(Part of a data file)
'''

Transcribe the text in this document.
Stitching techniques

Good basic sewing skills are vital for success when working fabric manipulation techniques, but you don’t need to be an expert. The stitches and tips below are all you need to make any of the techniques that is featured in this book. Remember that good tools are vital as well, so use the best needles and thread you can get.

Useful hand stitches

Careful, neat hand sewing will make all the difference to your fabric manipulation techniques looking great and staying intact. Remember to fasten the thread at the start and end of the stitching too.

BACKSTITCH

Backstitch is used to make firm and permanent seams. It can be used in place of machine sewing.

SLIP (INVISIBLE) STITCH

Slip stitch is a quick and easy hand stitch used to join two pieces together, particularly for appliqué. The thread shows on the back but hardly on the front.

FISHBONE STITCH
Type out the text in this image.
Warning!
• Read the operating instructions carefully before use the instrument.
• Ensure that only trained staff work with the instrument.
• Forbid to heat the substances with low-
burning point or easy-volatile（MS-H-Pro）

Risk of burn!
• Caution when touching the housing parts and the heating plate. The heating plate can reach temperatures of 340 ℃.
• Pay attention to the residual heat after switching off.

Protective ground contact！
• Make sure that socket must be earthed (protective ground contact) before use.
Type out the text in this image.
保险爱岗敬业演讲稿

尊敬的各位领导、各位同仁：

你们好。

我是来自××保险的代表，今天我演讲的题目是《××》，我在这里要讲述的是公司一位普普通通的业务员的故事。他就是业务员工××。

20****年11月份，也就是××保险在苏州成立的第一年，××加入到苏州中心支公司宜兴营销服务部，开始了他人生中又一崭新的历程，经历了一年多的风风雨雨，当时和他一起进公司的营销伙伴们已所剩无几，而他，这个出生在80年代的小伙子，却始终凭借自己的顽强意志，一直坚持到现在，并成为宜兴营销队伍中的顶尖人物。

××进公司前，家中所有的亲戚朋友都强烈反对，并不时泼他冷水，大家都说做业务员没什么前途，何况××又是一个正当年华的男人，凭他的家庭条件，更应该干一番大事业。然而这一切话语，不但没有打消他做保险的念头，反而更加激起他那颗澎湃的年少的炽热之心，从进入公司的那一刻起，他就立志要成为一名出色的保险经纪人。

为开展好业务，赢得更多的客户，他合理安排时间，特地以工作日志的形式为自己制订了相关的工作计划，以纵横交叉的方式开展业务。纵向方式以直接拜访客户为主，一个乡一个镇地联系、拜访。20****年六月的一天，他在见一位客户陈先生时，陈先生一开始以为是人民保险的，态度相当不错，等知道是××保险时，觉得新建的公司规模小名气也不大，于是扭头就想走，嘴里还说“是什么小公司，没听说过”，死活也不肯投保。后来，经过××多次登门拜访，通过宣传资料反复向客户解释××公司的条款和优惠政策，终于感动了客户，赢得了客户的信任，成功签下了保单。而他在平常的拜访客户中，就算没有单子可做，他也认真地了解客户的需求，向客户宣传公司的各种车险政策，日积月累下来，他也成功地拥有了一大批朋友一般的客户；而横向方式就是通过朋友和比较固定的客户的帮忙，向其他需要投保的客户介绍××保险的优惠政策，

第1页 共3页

'''

- _What the task asks_: Copy each line from the records above that includes the string "ground".

- _Answer to this problem_:
Protective ground contact！
• Make sure that socket must be earthed (protective ground contact) before use.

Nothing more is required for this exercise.